(Aim 1): From the design-and-build article, list every kind of intent it says is increasingly difficult for architects to keep control of.
(Aim 2): In the design-and-build article, copy the stretch from "There are, it" through "versus corporate types." word for word.

(Text shown):
□ □ □ □ □

Design & build is architectural foster parenting: without the designer's sense of ownership, buildings end up humdrum

There are, it has long been held, two main types of architect, both originally identified by poet and architecture historian and critic John Betjeman in the 1930s. These are the formally dressed architects and the casually dressed ones, representing respectively the business minded and the artistically minded. Hipsters versus corporate types.

Well OK: but in our hearts we know that this is nonsense, don’t we, even while admitting that we all like to project (or can’t help projecting) a particular image of ourselves? Beneath this veneer all architects have to do pretty much the same things. It’s a design business, it involves working with lots of different people, it’s complex, highly regulated work where it is increasingly difficult to retain control of your aesthetic, technical and social intent AND turn a profit. 

For years now we’ve had a much more damaging professional division than the one of personal style. This is the one where architect A conceives and designs the building or place to the point where it wins planning permission, whereupon he or she is promptly dispensed with. The project is then ‘delivered’ by architect B, if an architect is involved at all. Whether or not this is part of a design-build process (it usually is) it has always seemed to me unfortunate. There’s nothing wrong with an architect taking on this delivery role – plenty of firms do it and are good at it, and work is work, after all. But there’ll always be changes, and these usually won’t be referred to the original architect for comment. Although some architects actively dislike the delivery role and prefer to bow out at an earlier stage and design accordingly, this preference is surely rare.

□ □ □ □ □

(Data):
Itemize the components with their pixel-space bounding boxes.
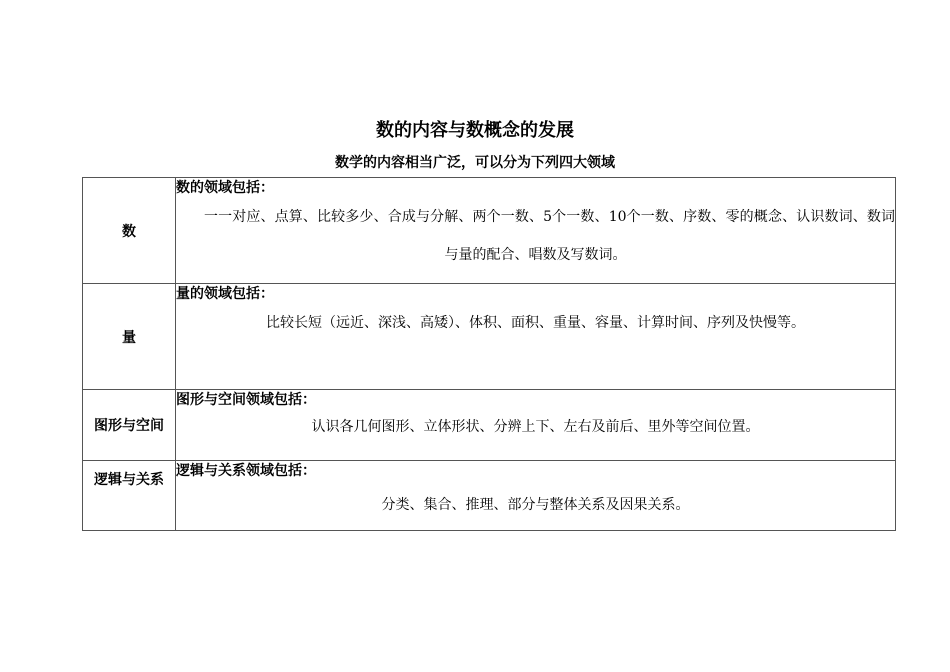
domain-heading: 逻辑与关系领域包括：: [176, 463, 316, 479]
domain-content: [176, 178, 896, 284]
domain-description: 比较长短（远近、深浅、高矮）、体积、面积、重量、容量、计算时间、序列及快慢等。: [266, 315, 805, 331]
table-row: [83, 461, 896, 531]
domain-label: 图形与空间: [83, 390, 176, 461]
document-title: 数的内容与数概念的发展: [376, 120, 574, 141]
domains-table: [82, 177, 896, 531]
domain-content: [176, 390, 896, 461]
domain-description: 一一对应、点算、比较多少、合成与分解、两个一数、5个一数、10个一数、序数、零的概念、认识数词、数词与量的配合、唱数及写数词。: [204, 209, 895, 263]
domain-label: 量: [83, 284, 176, 390]
domain-description: 分类、集合、推理、部分与整体关系及因果关系。: [381, 497, 690, 513]
domain-content: [176, 461, 896, 531]
domain-content: [176, 284, 896, 390]
domain-heading: 数的领域包括：: [176, 180, 274, 196]
table-row: [83, 390, 896, 461]
domain-heading: 图形与空间领域包括：: [176, 392, 316, 408]
table-row: [83, 178, 896, 284]
table-row: [83, 284, 896, 390]
domain-label: 数: [83, 178, 176, 284]
domain-label: 逻辑与关系: [83, 461, 176, 531]
domain-description: 认识各几何图形、立体形状、分辨上下、左右及前后、里外等空间位置。: [311, 419, 760, 435]
domain-heading: 量的领域包括：: [176, 286, 274, 302]
document-subtitle: 数学的内容相当广泛，可以分为下列四大领域: [335, 155, 615, 171]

□ □ □ □ □

(Task solution 1): aesthetic, technical, social

(Task solution 2):
There are, it has long been held, two main types of architect, both originally identified by poet and architecture historian and critic John Betjeman in the 1930s. These are the formally dressed architects and the casually dressed ones, representing respectively the business minded and the artistically minded. Hipsters versus corporate types.